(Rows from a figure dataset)
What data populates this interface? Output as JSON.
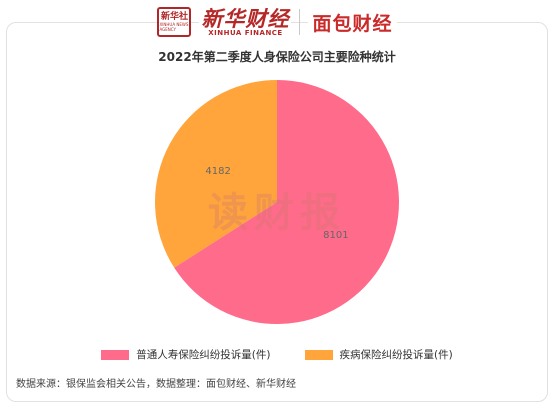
{
  "header": {
    "logo_box_cn": "新华社",
    "logo_box_en": "XINHUA NEWS AGENCY",
    "xinhua_cn": "新华财经",
    "xinhua_en": "XINHUA FINANCE",
    "mianbao": "面包财经"
  },
  "watermark": "读财报",
  "chart_data": {
    "type": "pie",
    "title": "2022年第二季度人身保险公司主要险种统计",
    "slices": [
      {
        "label": "普通人寿保险纠纷投诉量(件)",
        "value": 8101,
        "color": "#ff6b8a"
      },
      {
        "label": "疾病保险纠纷投诉量(件)",
        "value": 4182,
        "color": "#ffa53c"
      }
    ],
    "legend_position": "bottom"
  },
  "source": "数据来源：银保监会相关公告，数据整理：面包财经、新华财经"
}
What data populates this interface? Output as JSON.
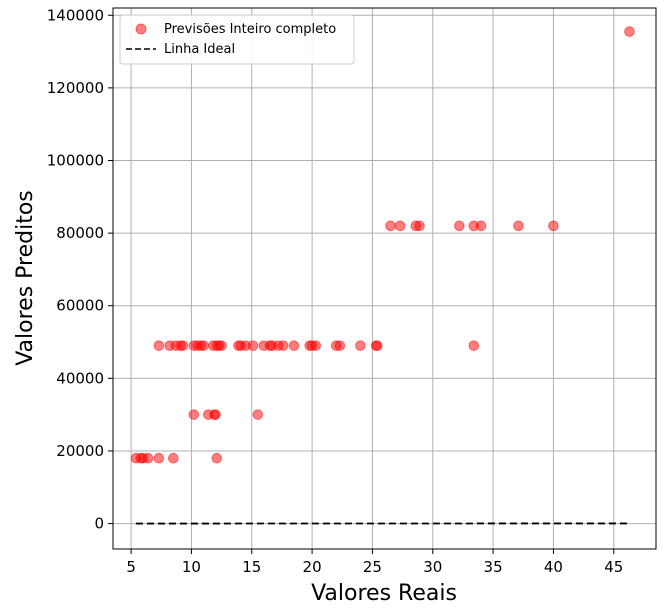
{
  "chart_data": {
    "type": "scatter",
    "xlabel": "Valores Reais",
    "ylabel": "Valores Preditos",
    "xlim": [
      3.5,
      48.5
    ],
    "ylim": [
      -7000,
      142000
    ],
    "x_ticks": [
      5,
      10,
      15,
      20,
      25,
      30,
      35,
      40,
      45
    ],
    "y_ticks": [
      0,
      20000,
      40000,
      60000,
      80000,
      100000,
      120000,
      140000
    ],
    "grid": true,
    "legend_position": "top-left",
    "series": [
      {
        "name": "Previsões Inteiro completo",
        "kind": "scatter",
        "color": "#ff0000",
        "points": [
          [
            5.4,
            18000
          ],
          [
            5.8,
            18000
          ],
          [
            6.0,
            18000
          ],
          [
            6.4,
            18000
          ],
          [
            7.3,
            18000
          ],
          [
            8.5,
            18000
          ],
          [
            12.1,
            18000
          ],
          [
            10.2,
            30000
          ],
          [
            11.4,
            30000
          ],
          [
            11.9,
            30000
          ],
          [
            12.0,
            30000
          ],
          [
            15.5,
            30000
          ],
          [
            7.3,
            49000
          ],
          [
            8.2,
            49000
          ],
          [
            8.7,
            49000
          ],
          [
            9.1,
            49000
          ],
          [
            9.3,
            49000
          ],
          [
            10.2,
            49000
          ],
          [
            10.5,
            49000
          ],
          [
            10.8,
            49000
          ],
          [
            11.0,
            49000
          ],
          [
            11.8,
            49000
          ],
          [
            12.1,
            49000
          ],
          [
            12.3,
            49000
          ],
          [
            12.5,
            49000
          ],
          [
            13.9,
            49000
          ],
          [
            14.1,
            49000
          ],
          [
            14.5,
            49000
          ],
          [
            15.1,
            49000
          ],
          [
            16.0,
            49000
          ],
          [
            16.5,
            49000
          ],
          [
            16.7,
            49000
          ],
          [
            17.2,
            49000
          ],
          [
            17.6,
            49000
          ],
          [
            18.5,
            49000
          ],
          [
            19.8,
            49000
          ],
          [
            20.0,
            49000
          ],
          [
            20.3,
            49000
          ],
          [
            22.0,
            49000
          ],
          [
            22.3,
            49000
          ],
          [
            24.0,
            49000
          ],
          [
            25.3,
            49000
          ],
          [
            25.4,
            49000
          ],
          [
            33.4,
            49000
          ],
          [
            26.5,
            82000
          ],
          [
            27.3,
            82000
          ],
          [
            28.6,
            82000
          ],
          [
            28.9,
            82000
          ],
          [
            32.2,
            82000
          ],
          [
            33.4,
            82000
          ],
          [
            34.0,
            82000
          ],
          [
            37.1,
            82000
          ],
          [
            40.0,
            82000
          ],
          [
            46.3,
            135500
          ]
        ]
      },
      {
        "name": "Linha Ideal",
        "kind": "line",
        "style": "dashed",
        "color": "#000000",
        "points": [
          [
            5.4,
            5.4
          ],
          [
            46.3,
            46.3
          ]
        ]
      }
    ]
  }
}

Exercise requirements →
Look through the material and copy each line that has "color".

Answer →
        "color": "#ff6b8a"
        "color": "#ffa53c"
        "color": "#ff0000",
        "color": "#000000",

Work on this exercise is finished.